:: Provided records ::

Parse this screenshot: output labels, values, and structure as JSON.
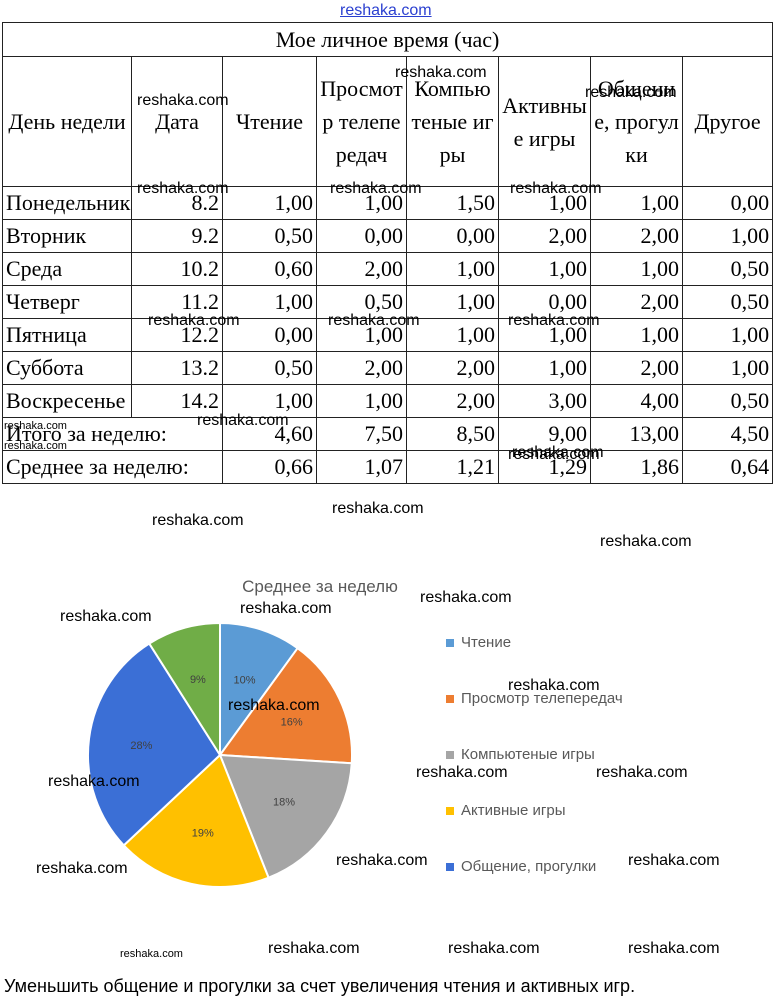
{
  "table": {
    "title": "Мое личное время (час)",
    "header": [
      "День недели",
      "Дата",
      "Чтение",
      "Просмотр телепередач",
      "Компьютеные игры",
      "Активные игры",
      "Общение, прогулки",
      "Другое"
    ],
    "rows": [
      [
        "Понедельник",
        "8.2",
        "1,00",
        "1,00",
        "1,50",
        "1,00",
        "1,00",
        "0,00"
      ],
      [
        "Вторник",
        "9.2",
        "0,50",
        "0,00",
        "0,00",
        "2,00",
        "2,00",
        "1,00"
      ],
      [
        "Среда",
        "10.2",
        "0,60",
        "2,00",
        "1,00",
        "1,00",
        "1,00",
        "0,50"
      ],
      [
        "Четверг",
        "11.2",
        "1,00",
        "0,50",
        "1,00",
        "0,00",
        "2,00",
        "0,50"
      ],
      [
        "Пятница",
        "12.2",
        "0,00",
        "1,00",
        "1,00",
        "1,00",
        "1,00",
        "1,00"
      ],
      [
        "Суббота",
        "13.2",
        "0,50",
        "2,00",
        "2,00",
        "1,00",
        "2,00",
        "1,00"
      ],
      [
        "Воскресенье",
        "14.2",
        "1,00",
        "1,00",
        "2,00",
        "3,00",
        "4,00",
        "0,50"
      ]
    ],
    "totals": [
      [
        "Итого за неделю:",
        "4,60",
        "7,50",
        "8,50",
        "9,00",
        "13,00",
        "4,50"
      ],
      [
        "Среднее за неделю:",
        "0,66",
        "1,07",
        "1,21",
        "1,29",
        "1,86",
        "0,64"
      ]
    ]
  },
  "chart_data": {
    "type": "pie",
    "title": "Среднее за неделю",
    "categories": [
      "Чтение",
      "Просмотр телепередач",
      "Компьютеные игры",
      "Активные игры",
      "Общение, прогулки",
      null
    ],
    "values": [
      10,
      16,
      18,
      19,
      28,
      9
    ],
    "value_labels": [
      "10%",
      "16%",
      "18%",
      "19%",
      "28%",
      "9%"
    ],
    "colors": [
      "#5b9bd5",
      "#ed7d31",
      "#a5a5a5",
      "#ffc000",
      "#3b6fd6",
      "#70ad47"
    ]
  },
  "conclusion": "Уменьшить общение и прогулки за счет увеличения чтения и активных игр.",
  "watermarks": [
    "reshaka.com",
    "reshaka.com",
    "reshaka.com",
    "reshaka.com",
    "reshaka.com",
    "reshaka.com",
    "reshaka.com",
    "reshaka.com",
    "reshaka.com",
    "reshaka.com",
    "reshaka.com",
    "reshaka.com",
    "reshaka.com",
    "reshaka.com",
    "reshaka.com",
    "reshaka.com",
    "reshaka.com",
    "reshaka.com",
    "reshaka.com",
    "reshaka.com",
    "reshaka.com",
    "reshaka.com",
    "reshaka.com",
    "reshaka.com",
    "reshaka.com",
    "reshaka.com",
    "reshaka.com",
    "reshaka.com",
    "reshaka.com",
    "reshaka.com",
    "reshaka.com",
    "reshaka.com",
    "reshaka.com"
  ]
}
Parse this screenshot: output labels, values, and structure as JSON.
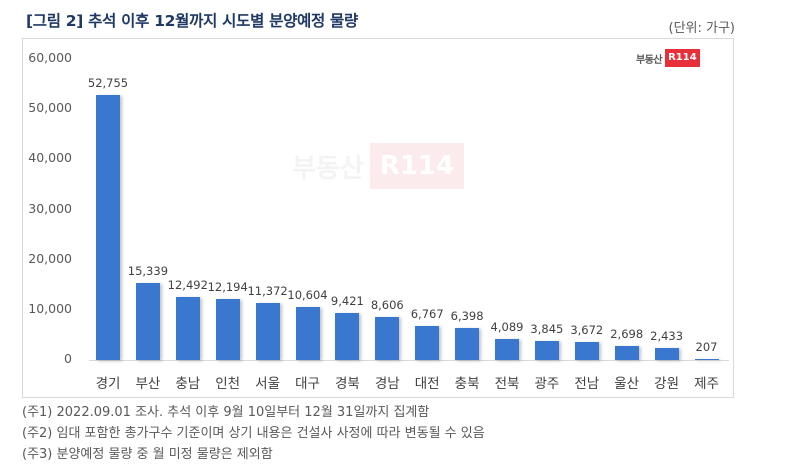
{
  "header": {
    "title": "[그림 2] 추석 이후 12월까지 시도별 분양예정 물량",
    "unit": "(단위: 가구)"
  },
  "logo": {
    "text": "부동산",
    "badge": "R114",
    "badge_color": "#e8303a"
  },
  "watermark": {
    "text": "부동산",
    "badge": "R114"
  },
  "colors": {
    "bar": "#3a78cf",
    "title": "#1f3864",
    "logo_red": "#e8303a"
  },
  "chart_data": {
    "type": "bar",
    "title": "[그림 2] 추석 이후 12월까지 시도별 분양예정 물량",
    "subtitle": "(단위: 가구)",
    "xlabel": "",
    "ylabel": "",
    "ylim": [
      0,
      60000
    ],
    "yticks": [
      0,
      10000,
      20000,
      30000,
      40000,
      50000,
      60000
    ],
    "ytick_labels": [
      "0",
      "10,000",
      "20,000",
      "30,000",
      "40,000",
      "50,000",
      "60,000"
    ],
    "grid": false,
    "legend": null,
    "categories": [
      "경기",
      "부산",
      "충남",
      "인천",
      "서울",
      "대구",
      "경북",
      "경남",
      "대전",
      "충북",
      "전북",
      "광주",
      "전남",
      "울산",
      "강원",
      "제주"
    ],
    "values": [
      52755,
      15339,
      12492,
      12194,
      11372,
      10604,
      9421,
      8606,
      6767,
      6398,
      4089,
      3845,
      3672,
      2698,
      2433,
      207
    ],
    "value_labels": [
      "52,755",
      "15,339",
      "12,492",
      "12,194",
      "11,372",
      "10,604",
      "9,421",
      "8,606",
      "6,767",
      "6,398",
      "4,089",
      "3,845",
      "3,672",
      "2,698",
      "2,433",
      "207"
    ]
  },
  "notes": [
    "(주1) 2022.09.01 조사. 추석 이후 9월 10일부터 12월 31일까지 집계함",
    "(주2) 임대 포함한 총가구수 기준이며 상기 내용은 건설사 사정에 따라 변동될 수 있음",
    "(주3) 분양예정 물량 중 월 미정 물량은 제외함"
  ]
}
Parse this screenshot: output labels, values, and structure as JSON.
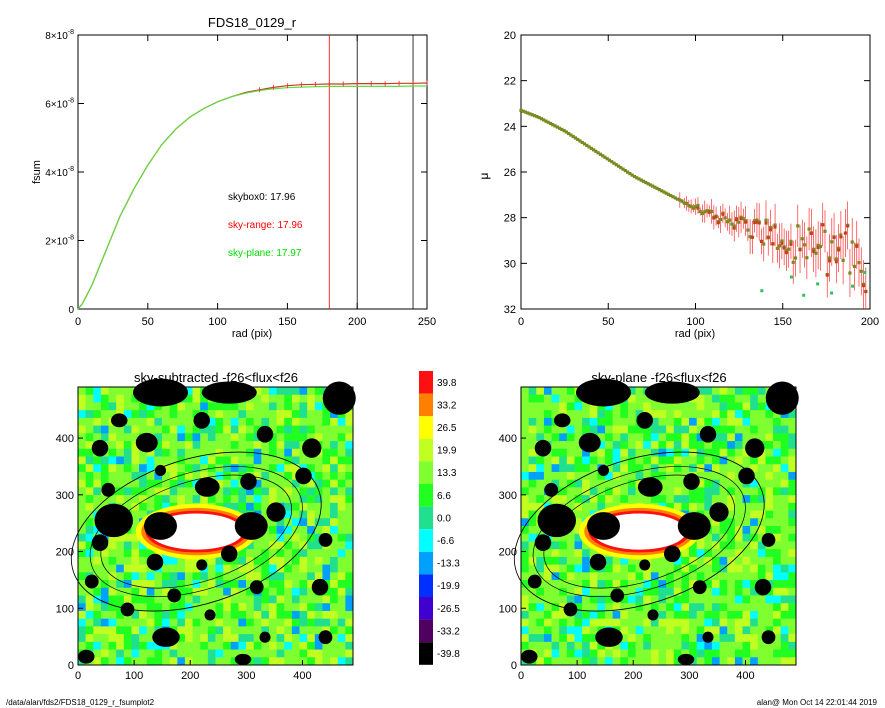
{
  "chart_data": [
    {
      "type": "line",
      "title": "FDS18_0129_r",
      "xlabel": "rad (pix)",
      "ylabel": "fsum",
      "xlim": [
        0,
        250
      ],
      "ylim": [
        0,
        8e-08
      ],
      "x_ticks": [
        "0",
        "50",
        "100",
        "150",
        "200",
        "250"
      ],
      "y_ticks": [
        {
          "value": 0,
          "mant": "0",
          "exp": ""
        },
        {
          "value": 2e-08,
          "mant": "2×10",
          "exp": "-8"
        },
        {
          "value": 4e-08,
          "mant": "4×10",
          "exp": "-8"
        },
        {
          "value": 6e-08,
          "mant": "6×10",
          "exp": "-8"
        },
        {
          "value": 8e-08,
          "mant": "8×10",
          "exp": "-8"
        }
      ],
      "vlines": [
        {
          "x": 180,
          "color": "#ff0000"
        },
        {
          "x": 200,
          "color": "#000000"
        },
        {
          "x": 240,
          "color": "#000000"
        }
      ],
      "annotations": [
        {
          "text": "skybox0: 17.96",
          "color": "#000000"
        },
        {
          "text": "sky-range: 17.96",
          "color": "#ff0000"
        },
        {
          "text": "sky-plane: 17.97",
          "color": "#00dd00"
        }
      ],
      "series": [
        {
          "color": "#c04020",
          "x": [
            0,
            3,
            5,
            10,
            15,
            20,
            25,
            30,
            40,
            50,
            60,
            70,
            80,
            90,
            100,
            110,
            120,
            130,
            140,
            150,
            160,
            170,
            180,
            190,
            200,
            210,
            220,
            230,
            240,
            250
          ],
          "y": [
            0,
            1.5e-09,
            3e-09,
            7e-09,
            1.2e-08,
            1.7e-08,
            2.2e-08,
            2.7e-08,
            3.5e-08,
            4.2e-08,
            4.8e-08,
            5.25e-08,
            5.6e-08,
            5.85e-08,
            6.05e-08,
            6.2e-08,
            6.32e-08,
            6.4e-08,
            6.47e-08,
            6.52e-08,
            6.55e-08,
            6.56e-08,
            6.57e-08,
            6.57e-08,
            6.58e-08,
            6.58e-08,
            6.58e-08,
            6.59e-08,
            6.59e-08,
            6.6e-08
          ]
        },
        {
          "color": "#60dd40",
          "x": [
            0,
            3,
            5,
            10,
            15,
            20,
            25,
            30,
            40,
            50,
            60,
            70,
            80,
            90,
            100,
            110,
            120,
            130,
            140,
            150,
            160,
            170,
            180,
            190,
            200,
            210,
            220,
            230,
            240,
            250
          ],
          "y": [
            0,
            1.5e-09,
            3e-09,
            7e-09,
            1.2e-08,
            1.7e-08,
            2.2e-08,
            2.7e-08,
            3.5e-08,
            4.2e-08,
            4.8e-08,
            5.25e-08,
            5.6e-08,
            5.85e-08,
            6.05e-08,
            6.2e-08,
            6.3e-08,
            6.38e-08,
            6.43e-08,
            6.46e-08,
            6.48e-08,
            6.49e-08,
            6.5e-08,
            6.5e-08,
            6.5e-08,
            6.5e-08,
            6.5e-08,
            6.5e-08,
            6.51e-08,
            6.51e-08
          ]
        }
      ]
    },
    {
      "type": "scatter",
      "title": "",
      "xlabel": "rad (pix)",
      "ylabel": "μ",
      "xlim": [
        0,
        200
      ],
      "ylim": [
        32,
        20
      ],
      "x_ticks": [
        "0",
        "50",
        "100",
        "150",
        "200"
      ],
      "y_ticks": [
        "20",
        "22",
        "24",
        "26",
        "28",
        "30",
        "32"
      ],
      "series": [
        {
          "color": "#8a7a20",
          "x": [
            0,
            5,
            10,
            15,
            20,
            25,
            30,
            35,
            40,
            45,
            50,
            55,
            60,
            65,
            70,
            75,
            80,
            85,
            90,
            95,
            100,
            105,
            110,
            115,
            120,
            125,
            130,
            135,
            140,
            145,
            150,
            155,
            160,
            165,
            170,
            175,
            180,
            185,
            190,
            195
          ],
          "y": [
            23.3,
            23.45,
            23.6,
            23.8,
            24.0,
            24.2,
            24.45,
            24.7,
            24.95,
            25.2,
            25.45,
            25.7,
            25.95,
            26.2,
            26.4,
            26.6,
            26.8,
            27.0,
            27.2,
            27.4,
            27.55,
            27.7,
            27.85,
            28.0,
            28.15,
            28.3,
            28.45,
            28.4,
            28.7,
            28.9,
            28.6,
            29.2,
            28.9,
            29.4,
            28.8,
            29.6,
            29.0,
            29.8,
            29.2,
            30.0
          ]
        }
      ]
    },
    {
      "type": "heatmap",
      "title": "sky-subtracted -f26<flux<f26",
      "xlim": [
        0,
        490
      ],
      "ylim": [
        0,
        490
      ],
      "x_ticks": [
        "0",
        "100",
        "200",
        "300",
        "400"
      ],
      "y_ticks": [
        "0",
        "100",
        "200",
        "300",
        "400"
      ]
    },
    {
      "type": "heatmap",
      "title": "sky-plane -f26<flux<f26",
      "xlim": [
        0,
        490
      ],
      "ylim": [
        0,
        490
      ],
      "x_ticks": [
        "0",
        "100",
        "200",
        "300",
        "400"
      ],
      "y_ticks": [
        "0",
        "100",
        "200",
        "300",
        "400"
      ]
    }
  ],
  "colorbar": {
    "levels": [
      "39.8",
      "33.2",
      "26.5",
      "19.9",
      "13.3",
      "6.6",
      "0.0",
      "-6.6",
      "-13.3",
      "-19.9",
      "-26.5",
      "-33.2",
      "-39.8"
    ],
    "colors": [
      "#ff1010",
      "#ff8000",
      "#ffff00",
      "#c0ff20",
      "#80ff30",
      "#20ff20",
      "#20e090",
      "#00ffff",
      "#00a0ff",
      "#0030ff",
      "#4000d0",
      "#500060",
      "#000000"
    ]
  },
  "footer": {
    "left": "/data/alan/fds2/FDS18_0129_r_fsumplot2",
    "right": "alan@  Mon Oct 14 22:01:44 2019"
  }
}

:::

**Task prompt**
Gather each line in these records that contains the string "alan".

**Task solution**
    "left": "/data/alan/fds2/FDS18_0129_r_fsumplot2",
    "right": "alan@  Mon Oct 14 22:01:44 2019"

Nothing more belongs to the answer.